» **SET EXERCISE**
Check every line of the entries for "dans", and copy the lines that hold it.
========
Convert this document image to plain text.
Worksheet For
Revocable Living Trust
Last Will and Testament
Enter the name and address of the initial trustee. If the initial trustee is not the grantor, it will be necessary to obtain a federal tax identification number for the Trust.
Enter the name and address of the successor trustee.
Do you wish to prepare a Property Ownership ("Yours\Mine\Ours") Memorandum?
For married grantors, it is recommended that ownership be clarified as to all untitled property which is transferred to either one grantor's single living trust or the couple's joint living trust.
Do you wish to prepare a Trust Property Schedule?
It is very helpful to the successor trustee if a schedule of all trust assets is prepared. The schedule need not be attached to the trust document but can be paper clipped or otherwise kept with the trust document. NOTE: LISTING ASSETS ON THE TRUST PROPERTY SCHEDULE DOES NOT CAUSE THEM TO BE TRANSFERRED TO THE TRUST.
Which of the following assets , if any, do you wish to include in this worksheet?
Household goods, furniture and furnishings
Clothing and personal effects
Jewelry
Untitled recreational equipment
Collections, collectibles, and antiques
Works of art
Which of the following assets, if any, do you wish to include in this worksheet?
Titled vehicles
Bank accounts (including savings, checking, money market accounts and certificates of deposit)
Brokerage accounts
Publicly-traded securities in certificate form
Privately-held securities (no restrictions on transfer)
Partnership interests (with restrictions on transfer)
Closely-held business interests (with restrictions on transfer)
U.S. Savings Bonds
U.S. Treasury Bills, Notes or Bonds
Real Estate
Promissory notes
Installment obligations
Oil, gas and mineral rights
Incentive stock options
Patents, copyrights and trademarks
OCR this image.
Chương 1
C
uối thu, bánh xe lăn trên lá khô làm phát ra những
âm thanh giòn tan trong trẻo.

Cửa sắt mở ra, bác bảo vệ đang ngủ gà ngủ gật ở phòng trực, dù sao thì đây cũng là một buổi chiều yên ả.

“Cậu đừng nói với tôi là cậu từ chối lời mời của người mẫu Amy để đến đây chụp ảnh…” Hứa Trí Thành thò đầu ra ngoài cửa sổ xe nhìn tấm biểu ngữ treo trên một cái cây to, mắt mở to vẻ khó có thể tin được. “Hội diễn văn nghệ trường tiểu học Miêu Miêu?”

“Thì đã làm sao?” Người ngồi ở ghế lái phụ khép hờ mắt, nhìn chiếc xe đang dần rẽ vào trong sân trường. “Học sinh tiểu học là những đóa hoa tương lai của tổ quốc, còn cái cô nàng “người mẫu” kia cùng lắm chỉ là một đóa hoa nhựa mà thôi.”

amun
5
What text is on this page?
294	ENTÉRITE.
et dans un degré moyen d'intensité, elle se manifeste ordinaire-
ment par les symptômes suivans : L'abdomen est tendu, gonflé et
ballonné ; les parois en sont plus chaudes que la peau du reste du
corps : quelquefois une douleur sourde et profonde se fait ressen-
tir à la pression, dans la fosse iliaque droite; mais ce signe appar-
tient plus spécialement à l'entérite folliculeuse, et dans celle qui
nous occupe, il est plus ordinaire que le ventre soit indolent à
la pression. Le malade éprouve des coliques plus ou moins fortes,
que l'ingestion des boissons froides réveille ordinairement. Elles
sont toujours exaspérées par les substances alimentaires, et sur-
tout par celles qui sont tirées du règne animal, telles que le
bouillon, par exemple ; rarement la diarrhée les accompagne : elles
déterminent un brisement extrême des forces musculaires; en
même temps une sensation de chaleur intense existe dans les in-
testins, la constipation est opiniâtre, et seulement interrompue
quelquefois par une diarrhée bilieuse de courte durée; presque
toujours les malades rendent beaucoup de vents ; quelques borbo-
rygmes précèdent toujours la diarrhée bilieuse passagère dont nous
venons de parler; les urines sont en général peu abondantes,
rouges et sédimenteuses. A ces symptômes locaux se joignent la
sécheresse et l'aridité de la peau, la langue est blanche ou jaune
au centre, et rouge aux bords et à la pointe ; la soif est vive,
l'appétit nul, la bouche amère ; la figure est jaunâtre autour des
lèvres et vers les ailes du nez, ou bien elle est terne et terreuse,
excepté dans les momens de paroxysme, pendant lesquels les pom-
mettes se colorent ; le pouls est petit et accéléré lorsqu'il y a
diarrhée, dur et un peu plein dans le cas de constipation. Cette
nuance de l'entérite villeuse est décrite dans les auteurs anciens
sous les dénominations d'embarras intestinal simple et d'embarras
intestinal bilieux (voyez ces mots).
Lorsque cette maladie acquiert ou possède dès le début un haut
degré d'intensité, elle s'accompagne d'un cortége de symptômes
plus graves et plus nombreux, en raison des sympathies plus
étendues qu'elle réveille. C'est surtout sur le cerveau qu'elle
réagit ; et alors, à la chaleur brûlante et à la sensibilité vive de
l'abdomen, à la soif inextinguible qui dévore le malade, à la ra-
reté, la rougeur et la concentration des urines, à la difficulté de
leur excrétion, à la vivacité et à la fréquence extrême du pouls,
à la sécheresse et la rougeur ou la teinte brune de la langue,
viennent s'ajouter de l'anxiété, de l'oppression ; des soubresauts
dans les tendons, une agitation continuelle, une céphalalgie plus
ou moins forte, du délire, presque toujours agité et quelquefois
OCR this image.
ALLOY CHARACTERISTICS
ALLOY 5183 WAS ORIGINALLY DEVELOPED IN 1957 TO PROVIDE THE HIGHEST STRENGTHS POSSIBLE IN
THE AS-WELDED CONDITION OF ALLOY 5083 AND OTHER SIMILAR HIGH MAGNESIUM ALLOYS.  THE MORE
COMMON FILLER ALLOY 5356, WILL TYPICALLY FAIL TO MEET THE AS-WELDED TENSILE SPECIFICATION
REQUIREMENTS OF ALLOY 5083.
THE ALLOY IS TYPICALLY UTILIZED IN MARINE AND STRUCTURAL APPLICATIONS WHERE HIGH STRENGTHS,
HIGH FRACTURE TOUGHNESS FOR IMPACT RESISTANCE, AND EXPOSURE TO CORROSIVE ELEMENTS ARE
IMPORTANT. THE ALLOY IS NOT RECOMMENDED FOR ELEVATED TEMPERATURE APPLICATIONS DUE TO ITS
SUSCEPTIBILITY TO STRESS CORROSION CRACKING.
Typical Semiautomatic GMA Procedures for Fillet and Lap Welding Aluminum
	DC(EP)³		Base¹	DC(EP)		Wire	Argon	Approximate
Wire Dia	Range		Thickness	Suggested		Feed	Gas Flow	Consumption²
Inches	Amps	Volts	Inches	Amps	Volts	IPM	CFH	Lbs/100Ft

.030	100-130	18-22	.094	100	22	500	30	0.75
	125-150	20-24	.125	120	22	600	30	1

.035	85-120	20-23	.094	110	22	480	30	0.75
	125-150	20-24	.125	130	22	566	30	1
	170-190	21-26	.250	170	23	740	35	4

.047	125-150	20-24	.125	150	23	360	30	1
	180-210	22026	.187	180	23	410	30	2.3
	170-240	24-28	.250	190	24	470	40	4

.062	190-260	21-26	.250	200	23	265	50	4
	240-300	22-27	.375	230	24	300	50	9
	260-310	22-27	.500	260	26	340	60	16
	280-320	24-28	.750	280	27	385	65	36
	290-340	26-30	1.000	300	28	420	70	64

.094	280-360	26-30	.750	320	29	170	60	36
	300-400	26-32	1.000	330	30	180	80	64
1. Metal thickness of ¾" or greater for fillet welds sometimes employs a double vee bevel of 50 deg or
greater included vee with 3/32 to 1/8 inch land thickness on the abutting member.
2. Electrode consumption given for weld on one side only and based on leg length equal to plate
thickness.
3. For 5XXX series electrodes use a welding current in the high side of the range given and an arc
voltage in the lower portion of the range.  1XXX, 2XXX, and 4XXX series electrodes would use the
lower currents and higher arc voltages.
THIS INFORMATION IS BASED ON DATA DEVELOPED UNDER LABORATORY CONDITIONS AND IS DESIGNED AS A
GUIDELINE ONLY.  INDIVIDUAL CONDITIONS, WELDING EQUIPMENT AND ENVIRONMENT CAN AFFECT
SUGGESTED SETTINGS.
========
» **TASK OUTPUT**
et dans un degré moyen d'intensité, elle se manifeste ordinaire-
tir à la pression, dans la fosse iliaque droite; mais ce signe appar-
tient plus spécialement à l'entérite folliculeuse, et dans celle qui
même temps une sensation de chaleur intense existe dans les in-
excepté dans les momens de paroxysme, pendant lesquels les pom-
diarrhée, dur et un peu plein dans le cas de constipation. Cette
nuance de l'entérite villeuse est décrite dans les auteurs anciens
dans les tendons, une agitation continuelle, une céphalalgie plus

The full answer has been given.